-- Start --

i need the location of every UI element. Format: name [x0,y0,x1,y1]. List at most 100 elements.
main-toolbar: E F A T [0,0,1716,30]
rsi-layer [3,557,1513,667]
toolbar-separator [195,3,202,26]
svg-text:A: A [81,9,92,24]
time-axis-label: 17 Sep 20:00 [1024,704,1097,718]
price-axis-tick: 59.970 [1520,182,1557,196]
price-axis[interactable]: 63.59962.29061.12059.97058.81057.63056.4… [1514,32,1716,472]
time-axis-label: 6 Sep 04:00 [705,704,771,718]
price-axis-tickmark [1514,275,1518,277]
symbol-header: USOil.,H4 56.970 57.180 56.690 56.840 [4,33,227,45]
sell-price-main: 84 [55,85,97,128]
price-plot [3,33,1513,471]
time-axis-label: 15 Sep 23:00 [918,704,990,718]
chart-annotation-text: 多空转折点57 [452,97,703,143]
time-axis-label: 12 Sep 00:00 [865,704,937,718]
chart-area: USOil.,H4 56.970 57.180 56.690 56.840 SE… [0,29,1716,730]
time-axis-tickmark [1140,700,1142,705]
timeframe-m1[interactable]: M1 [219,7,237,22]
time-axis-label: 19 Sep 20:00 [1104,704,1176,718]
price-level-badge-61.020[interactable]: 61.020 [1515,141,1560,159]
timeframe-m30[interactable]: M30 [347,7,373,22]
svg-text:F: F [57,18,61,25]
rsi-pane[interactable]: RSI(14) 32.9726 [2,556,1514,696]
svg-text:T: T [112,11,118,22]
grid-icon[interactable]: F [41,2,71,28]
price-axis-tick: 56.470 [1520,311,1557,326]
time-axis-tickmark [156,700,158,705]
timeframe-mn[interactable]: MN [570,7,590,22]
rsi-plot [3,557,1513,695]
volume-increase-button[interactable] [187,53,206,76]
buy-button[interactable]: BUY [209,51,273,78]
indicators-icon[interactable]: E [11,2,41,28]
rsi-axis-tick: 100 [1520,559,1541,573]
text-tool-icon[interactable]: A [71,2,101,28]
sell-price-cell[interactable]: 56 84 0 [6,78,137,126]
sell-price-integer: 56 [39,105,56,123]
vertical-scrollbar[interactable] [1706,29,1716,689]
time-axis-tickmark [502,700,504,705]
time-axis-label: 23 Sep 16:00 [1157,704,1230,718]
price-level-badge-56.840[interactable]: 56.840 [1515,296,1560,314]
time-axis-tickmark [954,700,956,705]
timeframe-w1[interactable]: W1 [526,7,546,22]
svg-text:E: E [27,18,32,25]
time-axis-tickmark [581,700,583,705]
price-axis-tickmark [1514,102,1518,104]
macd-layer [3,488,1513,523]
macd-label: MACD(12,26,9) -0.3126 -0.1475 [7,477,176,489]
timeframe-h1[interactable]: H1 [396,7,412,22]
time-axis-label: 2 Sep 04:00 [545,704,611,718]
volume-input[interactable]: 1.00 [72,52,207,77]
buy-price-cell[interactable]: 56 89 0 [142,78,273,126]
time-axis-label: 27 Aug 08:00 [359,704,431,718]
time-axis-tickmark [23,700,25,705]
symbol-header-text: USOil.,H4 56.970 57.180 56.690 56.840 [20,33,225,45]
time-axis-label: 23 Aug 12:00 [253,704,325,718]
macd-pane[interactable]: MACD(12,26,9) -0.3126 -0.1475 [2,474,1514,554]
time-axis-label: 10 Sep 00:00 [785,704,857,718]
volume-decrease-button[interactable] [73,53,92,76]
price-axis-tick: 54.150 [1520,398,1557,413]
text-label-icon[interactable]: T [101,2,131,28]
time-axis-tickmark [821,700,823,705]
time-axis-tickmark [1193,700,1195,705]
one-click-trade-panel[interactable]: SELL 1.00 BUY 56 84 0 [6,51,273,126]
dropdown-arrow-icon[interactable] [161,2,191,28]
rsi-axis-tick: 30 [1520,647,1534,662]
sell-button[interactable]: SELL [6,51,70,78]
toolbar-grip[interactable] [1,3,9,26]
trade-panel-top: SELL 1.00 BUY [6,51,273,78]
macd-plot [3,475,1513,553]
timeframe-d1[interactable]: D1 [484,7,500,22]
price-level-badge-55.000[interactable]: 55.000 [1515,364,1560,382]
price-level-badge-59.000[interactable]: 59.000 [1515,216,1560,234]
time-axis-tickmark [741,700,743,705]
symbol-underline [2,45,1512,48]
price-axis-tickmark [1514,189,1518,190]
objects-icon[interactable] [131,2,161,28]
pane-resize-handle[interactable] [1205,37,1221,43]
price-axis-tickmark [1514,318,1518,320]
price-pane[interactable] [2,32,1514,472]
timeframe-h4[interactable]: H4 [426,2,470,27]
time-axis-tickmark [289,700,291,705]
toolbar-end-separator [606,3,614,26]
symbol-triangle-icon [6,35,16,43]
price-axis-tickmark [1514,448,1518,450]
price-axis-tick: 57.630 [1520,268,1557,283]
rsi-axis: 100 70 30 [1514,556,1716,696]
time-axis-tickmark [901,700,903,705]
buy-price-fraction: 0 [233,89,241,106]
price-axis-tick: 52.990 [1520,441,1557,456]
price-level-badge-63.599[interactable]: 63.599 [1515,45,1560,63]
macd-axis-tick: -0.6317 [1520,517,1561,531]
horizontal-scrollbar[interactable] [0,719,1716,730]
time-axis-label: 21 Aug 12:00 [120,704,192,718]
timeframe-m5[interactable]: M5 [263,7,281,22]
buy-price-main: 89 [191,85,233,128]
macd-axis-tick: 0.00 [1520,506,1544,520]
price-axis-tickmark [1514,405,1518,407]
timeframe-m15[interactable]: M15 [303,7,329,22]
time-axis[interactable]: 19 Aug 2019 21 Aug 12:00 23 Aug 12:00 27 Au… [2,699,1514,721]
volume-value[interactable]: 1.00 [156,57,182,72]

-- End --

• Work instructions: Please rewrite the lines above as a Markdown table with the columns "Number" and "Line", starting at the first line and ending at the line containing "time-axis-label: 17 Sep", with blank lines left out.

• Finished exercise:
| Number | Line |
|---|---|
| 1 | i need the location of every UI element. Format: name [x0,y0,x1,y1]. List at most 100 elements. |
| 2 | main-toolbar: E F A T [0,0,1716,30] |
| 3 | rsi-layer [3,557,1513,667] |
| 4 | toolbar-separator [195,3,202,26] |
| 5 | svg-text:A: A [81,9,92,24] |
| 6 | time-axis-label: 17 Sep 20:00 [1024,704,1097,718] |